__Written instruction__
Extract the entries in their exact form.

__Rows from a dataset__
● ● ● ● ●

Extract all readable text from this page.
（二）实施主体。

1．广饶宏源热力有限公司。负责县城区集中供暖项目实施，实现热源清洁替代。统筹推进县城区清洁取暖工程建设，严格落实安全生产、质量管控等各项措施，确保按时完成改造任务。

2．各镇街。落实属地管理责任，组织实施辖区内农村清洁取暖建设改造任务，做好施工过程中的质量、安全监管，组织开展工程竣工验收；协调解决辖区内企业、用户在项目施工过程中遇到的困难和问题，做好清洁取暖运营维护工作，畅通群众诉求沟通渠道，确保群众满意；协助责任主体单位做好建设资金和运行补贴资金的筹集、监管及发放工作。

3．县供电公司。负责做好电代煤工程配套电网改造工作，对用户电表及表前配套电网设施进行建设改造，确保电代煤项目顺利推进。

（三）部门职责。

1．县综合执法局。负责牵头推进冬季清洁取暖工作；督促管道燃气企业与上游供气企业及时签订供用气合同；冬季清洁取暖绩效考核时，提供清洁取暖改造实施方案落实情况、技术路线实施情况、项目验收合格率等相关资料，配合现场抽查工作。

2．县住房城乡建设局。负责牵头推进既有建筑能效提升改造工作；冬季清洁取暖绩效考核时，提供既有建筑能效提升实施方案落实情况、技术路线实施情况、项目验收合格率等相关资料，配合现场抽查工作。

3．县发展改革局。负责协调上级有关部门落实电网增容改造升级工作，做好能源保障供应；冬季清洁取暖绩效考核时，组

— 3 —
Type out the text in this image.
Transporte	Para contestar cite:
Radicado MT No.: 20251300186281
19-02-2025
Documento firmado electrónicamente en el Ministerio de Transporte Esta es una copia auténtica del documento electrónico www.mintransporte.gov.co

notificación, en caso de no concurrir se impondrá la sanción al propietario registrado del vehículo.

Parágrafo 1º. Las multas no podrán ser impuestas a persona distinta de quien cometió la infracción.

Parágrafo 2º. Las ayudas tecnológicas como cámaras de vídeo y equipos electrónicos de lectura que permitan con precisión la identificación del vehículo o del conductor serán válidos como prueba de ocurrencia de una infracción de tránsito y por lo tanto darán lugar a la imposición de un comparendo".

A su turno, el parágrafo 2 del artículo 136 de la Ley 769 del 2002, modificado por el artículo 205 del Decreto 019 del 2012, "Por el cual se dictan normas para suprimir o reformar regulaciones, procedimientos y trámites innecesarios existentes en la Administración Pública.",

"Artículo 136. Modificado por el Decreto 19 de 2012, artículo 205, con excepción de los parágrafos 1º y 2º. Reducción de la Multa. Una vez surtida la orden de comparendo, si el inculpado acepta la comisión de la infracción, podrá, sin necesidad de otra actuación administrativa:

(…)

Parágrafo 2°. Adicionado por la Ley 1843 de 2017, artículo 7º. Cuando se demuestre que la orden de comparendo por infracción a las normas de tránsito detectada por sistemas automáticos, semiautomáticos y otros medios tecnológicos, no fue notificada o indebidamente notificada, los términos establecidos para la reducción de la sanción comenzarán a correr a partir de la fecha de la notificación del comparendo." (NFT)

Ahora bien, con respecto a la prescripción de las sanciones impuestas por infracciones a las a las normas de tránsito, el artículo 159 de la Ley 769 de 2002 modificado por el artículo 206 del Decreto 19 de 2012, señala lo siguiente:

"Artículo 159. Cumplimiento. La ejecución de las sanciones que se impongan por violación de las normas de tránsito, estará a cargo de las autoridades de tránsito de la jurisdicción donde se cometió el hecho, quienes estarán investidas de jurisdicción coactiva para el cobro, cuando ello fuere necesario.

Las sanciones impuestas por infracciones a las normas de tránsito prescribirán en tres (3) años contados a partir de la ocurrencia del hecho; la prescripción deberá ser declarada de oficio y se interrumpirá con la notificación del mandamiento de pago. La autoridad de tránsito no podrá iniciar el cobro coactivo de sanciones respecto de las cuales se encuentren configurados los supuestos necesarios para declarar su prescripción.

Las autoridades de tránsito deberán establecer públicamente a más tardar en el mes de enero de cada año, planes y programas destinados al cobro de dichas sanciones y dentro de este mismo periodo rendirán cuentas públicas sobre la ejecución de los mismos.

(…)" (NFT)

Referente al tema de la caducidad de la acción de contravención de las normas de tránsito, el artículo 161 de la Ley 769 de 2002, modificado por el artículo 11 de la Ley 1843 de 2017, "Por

● ● ● ● ●

__Final result__
Extract all readable text from this page.
（二）实施主体。

1．广饶宏源热力有限公司。负责县城区集中供暖项目实施，实现热源清洁替代。统筹推进县城区清洁取暖工程建设，严格落实安全生产、质量管控等各项措施，确保按时完成改造任务。

2．各镇街。落实属地管理责任，组织实施辖区内农村清洁取暖建设改造任务，做好施工过程中的质量、安全监管，组织开展工程竣工验收；协调解决辖区内企业、用户在项目施工过程中遇到的困难和问题，做好清洁取暖运营维护工作，畅通群众诉求沟通渠道，确保群众满意；协助责任主体单位做好建设资金和运行补贴资金的筹集、监管及发放工作。

3．县供电公司。负责做好电代煤工程配套电网改造工作，对用户电表及表前配套电网设施进行建设改造，确保电代煤项目顺利推进。

（三）部门职责。

1．县综合执法局。负责牵头推进冬季清洁取暖工作；督促管道燃气企业与上游供气企业及时签订供用气合同；冬季清洁取暖绩效考核时，提供清洁取暖改造实施方案落实情况、技术路线实施情况、项目验收合格率等相关资料，配合现场抽查工作。

2．县住房城乡建设局。负责牵头推进既有建筑能效提升改造工作；冬季清洁取暖绩效考核时，提供既有建筑能效提升实施方案落实情况、技术路线实施情况、项目验收合格率等相关资料，配合现场抽查工作。

3．县发展改革局。负责协调上级有关部门落实电网增容改造升级工作，做好能源保障供应；冬季清洁取暖绩效考核时，组

— 3 —
Type out the text in this image.
Transporte	Para contestar cite:
Radicado MT No.: 20251300186281
19-02-2025
Documento firmado electrónicamente en el Ministerio de Transporte Esta es una copia auténtica del documento electrónico www.mintransporte.gov.co

notificación, en caso de no concurrir se impondrá la sanción al propietario registrado del vehículo.

Parágrafo 1º. Las multas no podrán ser impuestas a persona distinta de quien cometió la infracción.

Parágrafo 2º. Las ayudas tecnológicas como cámaras de vídeo y equipos electrónicos de lectura que permitan con precisión la identificación del vehículo o del conductor serán válidos como prueba de ocurrencia de una infracción de tránsito y por lo tanto darán lugar a la imposición de un comparendo".

A su turno, el parágrafo 2 del artículo 136 de la Ley 769 del 2002, modificado por el artículo 205 del Decreto 019 del 2012, "Por el cual se dictan normas para suprimir o reformar regulaciones, procedimientos y trámites innecesarios existentes en la Administración Pública.",

"Artículo 136. Modificado por el Decreto 19 de 2012, artículo 205, con excepción de los parágrafos 1º y 2º. Reducción de la Multa. Una vez surtida la orden de comparendo, si el inculpado acepta la comisión de la infracción, podrá, sin necesidad de otra actuación administrativa:

(…)

Parágrafo 2°. Adicionado por la Ley 1843 de 2017, artículo 7º. Cuando se demuestre que la orden de comparendo por infracción a las normas de tránsito detectada por sistemas automáticos, semiautomáticos y otros medios tecnológicos, no fue notificada o indebidamente notificada, los términos establecidos para la reducción de la sanción comenzarán a correr a partir de la fecha de la notificación del comparendo." (NFT)

Ahora bien, con respecto a la prescripción de las sanciones impuestas por infracciones a las a las normas de tránsito, el artículo 159 de la Ley 769 de 2002 modificado por el artículo 206 del Decreto 19 de 2012, señala lo siguiente:

"Artículo 159. Cumplimiento. La ejecución de las sanciones que se impongan por violación de las normas de tránsito, estará a cargo de las autoridades de tránsito de la jurisdicción donde se cometió el hecho, quienes estarán investidas de jurisdicción coactiva para el cobro, cuando ello fuere necesario.

Las sanciones impuestas por infracciones a las normas de tránsito prescribirán en tres (3) años contados a partir de la ocurrencia del hecho; la prescripción deberá ser declarada de oficio y se interrumpirá con la notificación del mandamiento de pago. La autoridad de tránsito no podrá iniciar el cobro coactivo de sanciones respecto de las cuales se encuentren configurados los supuestos necesarios para declarar su prescripción.

Las autoridades de tránsito deberán establecer públicamente a más tardar en el mes de enero de cada año, planes y programas destinados al cobro de dichas sanciones y dentro de este mismo periodo rendirán cuentas públicas sobre la ejecución de los mismos.

(…)" (NFT)

Referente al tema de la caducidad de la acción de contravención de las normas de tránsito, el artículo 161 de la Ley 769 de 2002, modificado por el artículo 11 de la Ley 1843 de 2017, "Por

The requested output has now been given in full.